▸ GIVEN DATA:

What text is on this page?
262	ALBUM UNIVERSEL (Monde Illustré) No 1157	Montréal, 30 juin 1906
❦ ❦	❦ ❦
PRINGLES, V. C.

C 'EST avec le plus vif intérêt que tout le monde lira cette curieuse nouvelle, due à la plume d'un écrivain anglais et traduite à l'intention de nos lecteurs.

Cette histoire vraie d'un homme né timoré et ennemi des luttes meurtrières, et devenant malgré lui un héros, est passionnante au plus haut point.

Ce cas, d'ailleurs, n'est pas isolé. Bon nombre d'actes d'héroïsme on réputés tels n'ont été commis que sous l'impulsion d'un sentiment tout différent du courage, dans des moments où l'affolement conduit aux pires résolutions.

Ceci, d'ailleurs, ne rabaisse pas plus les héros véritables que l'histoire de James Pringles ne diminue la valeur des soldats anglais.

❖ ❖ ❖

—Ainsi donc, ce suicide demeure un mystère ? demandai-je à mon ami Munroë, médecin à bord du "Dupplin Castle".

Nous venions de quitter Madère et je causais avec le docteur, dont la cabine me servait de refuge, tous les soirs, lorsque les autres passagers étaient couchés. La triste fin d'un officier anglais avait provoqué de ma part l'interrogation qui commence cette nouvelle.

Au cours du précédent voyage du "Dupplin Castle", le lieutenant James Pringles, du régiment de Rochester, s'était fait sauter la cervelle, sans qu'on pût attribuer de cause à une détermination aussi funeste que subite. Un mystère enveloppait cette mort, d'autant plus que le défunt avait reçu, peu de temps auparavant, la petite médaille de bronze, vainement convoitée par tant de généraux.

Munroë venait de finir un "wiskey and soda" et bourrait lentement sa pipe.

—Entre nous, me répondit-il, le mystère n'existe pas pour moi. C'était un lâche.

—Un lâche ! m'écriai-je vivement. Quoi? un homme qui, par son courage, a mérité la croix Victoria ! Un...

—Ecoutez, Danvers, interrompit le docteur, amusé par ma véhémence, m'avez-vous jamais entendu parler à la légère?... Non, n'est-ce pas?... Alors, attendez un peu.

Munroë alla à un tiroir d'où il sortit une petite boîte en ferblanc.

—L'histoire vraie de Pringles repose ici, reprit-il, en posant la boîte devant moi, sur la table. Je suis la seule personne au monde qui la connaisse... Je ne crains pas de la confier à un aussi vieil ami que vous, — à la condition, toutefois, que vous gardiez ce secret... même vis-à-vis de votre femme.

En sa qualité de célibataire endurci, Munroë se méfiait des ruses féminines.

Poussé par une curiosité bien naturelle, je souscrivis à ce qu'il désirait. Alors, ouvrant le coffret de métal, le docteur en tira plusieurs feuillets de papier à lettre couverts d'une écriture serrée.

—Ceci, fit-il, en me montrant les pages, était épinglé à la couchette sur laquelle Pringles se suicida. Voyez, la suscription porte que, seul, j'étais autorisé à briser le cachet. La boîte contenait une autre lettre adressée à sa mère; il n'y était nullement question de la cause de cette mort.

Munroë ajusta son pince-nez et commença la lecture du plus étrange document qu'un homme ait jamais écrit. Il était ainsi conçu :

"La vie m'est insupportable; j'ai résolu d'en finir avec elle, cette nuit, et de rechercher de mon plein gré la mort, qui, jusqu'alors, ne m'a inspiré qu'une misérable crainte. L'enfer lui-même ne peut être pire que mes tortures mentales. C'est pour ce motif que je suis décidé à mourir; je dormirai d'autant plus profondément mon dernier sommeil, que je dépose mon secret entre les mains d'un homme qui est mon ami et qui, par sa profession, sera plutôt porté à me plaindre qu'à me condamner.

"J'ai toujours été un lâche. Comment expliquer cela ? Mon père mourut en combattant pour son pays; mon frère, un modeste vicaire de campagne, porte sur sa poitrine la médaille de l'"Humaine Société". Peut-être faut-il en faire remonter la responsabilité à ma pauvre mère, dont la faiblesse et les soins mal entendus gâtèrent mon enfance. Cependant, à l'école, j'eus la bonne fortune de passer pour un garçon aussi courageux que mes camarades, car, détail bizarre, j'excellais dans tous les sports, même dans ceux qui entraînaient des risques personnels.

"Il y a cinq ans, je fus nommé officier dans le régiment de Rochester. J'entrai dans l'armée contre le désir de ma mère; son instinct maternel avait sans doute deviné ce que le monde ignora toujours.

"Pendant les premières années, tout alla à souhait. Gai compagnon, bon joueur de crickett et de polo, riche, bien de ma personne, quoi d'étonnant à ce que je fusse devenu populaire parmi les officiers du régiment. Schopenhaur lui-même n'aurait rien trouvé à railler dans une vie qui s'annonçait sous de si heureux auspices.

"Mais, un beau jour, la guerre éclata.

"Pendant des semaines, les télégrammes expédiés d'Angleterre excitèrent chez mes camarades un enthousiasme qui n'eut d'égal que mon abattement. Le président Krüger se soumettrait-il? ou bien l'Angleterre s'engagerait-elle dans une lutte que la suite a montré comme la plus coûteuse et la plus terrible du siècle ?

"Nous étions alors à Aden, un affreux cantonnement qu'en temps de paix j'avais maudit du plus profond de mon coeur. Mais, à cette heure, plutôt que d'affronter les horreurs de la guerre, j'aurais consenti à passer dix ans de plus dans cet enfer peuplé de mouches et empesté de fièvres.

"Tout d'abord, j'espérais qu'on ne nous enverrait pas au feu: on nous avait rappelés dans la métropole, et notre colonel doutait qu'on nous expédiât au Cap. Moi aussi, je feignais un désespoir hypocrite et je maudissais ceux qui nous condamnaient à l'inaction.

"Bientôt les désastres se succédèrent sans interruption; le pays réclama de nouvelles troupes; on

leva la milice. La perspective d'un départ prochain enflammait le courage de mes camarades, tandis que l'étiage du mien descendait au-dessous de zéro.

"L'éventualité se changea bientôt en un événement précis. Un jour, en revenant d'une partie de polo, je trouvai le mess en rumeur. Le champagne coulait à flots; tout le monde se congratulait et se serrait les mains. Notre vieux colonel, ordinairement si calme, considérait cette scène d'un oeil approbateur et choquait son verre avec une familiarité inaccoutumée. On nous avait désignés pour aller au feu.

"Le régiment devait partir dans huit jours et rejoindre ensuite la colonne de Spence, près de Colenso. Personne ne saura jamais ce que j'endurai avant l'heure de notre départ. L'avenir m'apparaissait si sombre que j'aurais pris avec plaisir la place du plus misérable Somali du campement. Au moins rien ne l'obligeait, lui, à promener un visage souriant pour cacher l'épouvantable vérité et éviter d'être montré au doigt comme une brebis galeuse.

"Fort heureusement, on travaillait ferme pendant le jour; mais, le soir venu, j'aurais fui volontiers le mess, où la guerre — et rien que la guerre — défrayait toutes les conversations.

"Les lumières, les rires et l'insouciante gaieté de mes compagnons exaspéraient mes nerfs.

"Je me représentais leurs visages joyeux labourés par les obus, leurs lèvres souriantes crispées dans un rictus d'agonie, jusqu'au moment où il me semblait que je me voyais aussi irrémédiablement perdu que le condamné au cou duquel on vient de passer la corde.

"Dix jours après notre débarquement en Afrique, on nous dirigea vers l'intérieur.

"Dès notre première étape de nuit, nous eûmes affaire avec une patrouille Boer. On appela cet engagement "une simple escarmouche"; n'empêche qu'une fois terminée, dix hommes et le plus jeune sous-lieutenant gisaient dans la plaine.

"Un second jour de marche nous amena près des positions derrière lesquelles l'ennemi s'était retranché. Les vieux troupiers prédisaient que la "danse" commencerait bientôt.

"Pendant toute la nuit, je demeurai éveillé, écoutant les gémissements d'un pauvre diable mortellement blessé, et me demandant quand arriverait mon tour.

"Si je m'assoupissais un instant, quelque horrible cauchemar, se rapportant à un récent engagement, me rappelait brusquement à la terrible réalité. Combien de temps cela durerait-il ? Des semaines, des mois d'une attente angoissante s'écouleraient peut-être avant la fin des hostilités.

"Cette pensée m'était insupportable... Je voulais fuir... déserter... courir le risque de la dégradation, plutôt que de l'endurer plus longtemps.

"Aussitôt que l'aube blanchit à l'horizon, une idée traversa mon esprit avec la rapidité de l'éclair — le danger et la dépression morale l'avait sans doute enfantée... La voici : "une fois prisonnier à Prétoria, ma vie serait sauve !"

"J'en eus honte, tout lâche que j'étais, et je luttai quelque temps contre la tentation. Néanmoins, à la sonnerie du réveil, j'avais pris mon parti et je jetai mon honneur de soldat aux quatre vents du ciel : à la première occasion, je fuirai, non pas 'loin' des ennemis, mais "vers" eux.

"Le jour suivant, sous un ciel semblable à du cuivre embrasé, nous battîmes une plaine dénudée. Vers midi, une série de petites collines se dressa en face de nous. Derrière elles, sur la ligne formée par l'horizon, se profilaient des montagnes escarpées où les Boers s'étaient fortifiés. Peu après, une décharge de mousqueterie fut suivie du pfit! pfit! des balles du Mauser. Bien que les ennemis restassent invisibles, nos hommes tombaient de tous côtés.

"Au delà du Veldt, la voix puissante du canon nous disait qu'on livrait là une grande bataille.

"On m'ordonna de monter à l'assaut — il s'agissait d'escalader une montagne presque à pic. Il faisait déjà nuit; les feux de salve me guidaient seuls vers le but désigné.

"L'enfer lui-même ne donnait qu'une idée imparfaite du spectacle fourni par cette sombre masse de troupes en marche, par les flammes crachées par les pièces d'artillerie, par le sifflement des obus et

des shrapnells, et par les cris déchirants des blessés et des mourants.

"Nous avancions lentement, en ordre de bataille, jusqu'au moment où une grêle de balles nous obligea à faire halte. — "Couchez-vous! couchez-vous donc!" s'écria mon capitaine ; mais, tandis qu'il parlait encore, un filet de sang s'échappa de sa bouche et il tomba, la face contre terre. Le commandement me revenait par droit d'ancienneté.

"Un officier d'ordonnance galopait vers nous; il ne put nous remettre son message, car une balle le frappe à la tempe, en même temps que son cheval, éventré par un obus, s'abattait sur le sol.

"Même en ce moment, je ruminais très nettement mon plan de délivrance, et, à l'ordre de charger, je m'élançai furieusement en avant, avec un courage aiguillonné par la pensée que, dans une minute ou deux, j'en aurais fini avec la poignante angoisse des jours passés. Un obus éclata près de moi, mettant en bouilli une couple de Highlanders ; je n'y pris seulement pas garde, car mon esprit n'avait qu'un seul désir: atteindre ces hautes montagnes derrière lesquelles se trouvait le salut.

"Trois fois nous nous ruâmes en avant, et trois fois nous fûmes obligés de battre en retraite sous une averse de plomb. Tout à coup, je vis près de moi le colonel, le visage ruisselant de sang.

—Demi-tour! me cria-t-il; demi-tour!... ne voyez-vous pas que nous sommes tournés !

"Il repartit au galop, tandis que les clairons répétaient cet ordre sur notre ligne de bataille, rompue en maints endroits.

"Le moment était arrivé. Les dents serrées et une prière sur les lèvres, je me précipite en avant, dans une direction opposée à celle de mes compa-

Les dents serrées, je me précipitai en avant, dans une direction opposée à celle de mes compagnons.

▸ WHAT IS NEEDED:
Say how many lines in the records hold "sans", with the number as the whole reply.

▸ SOLUTION:
4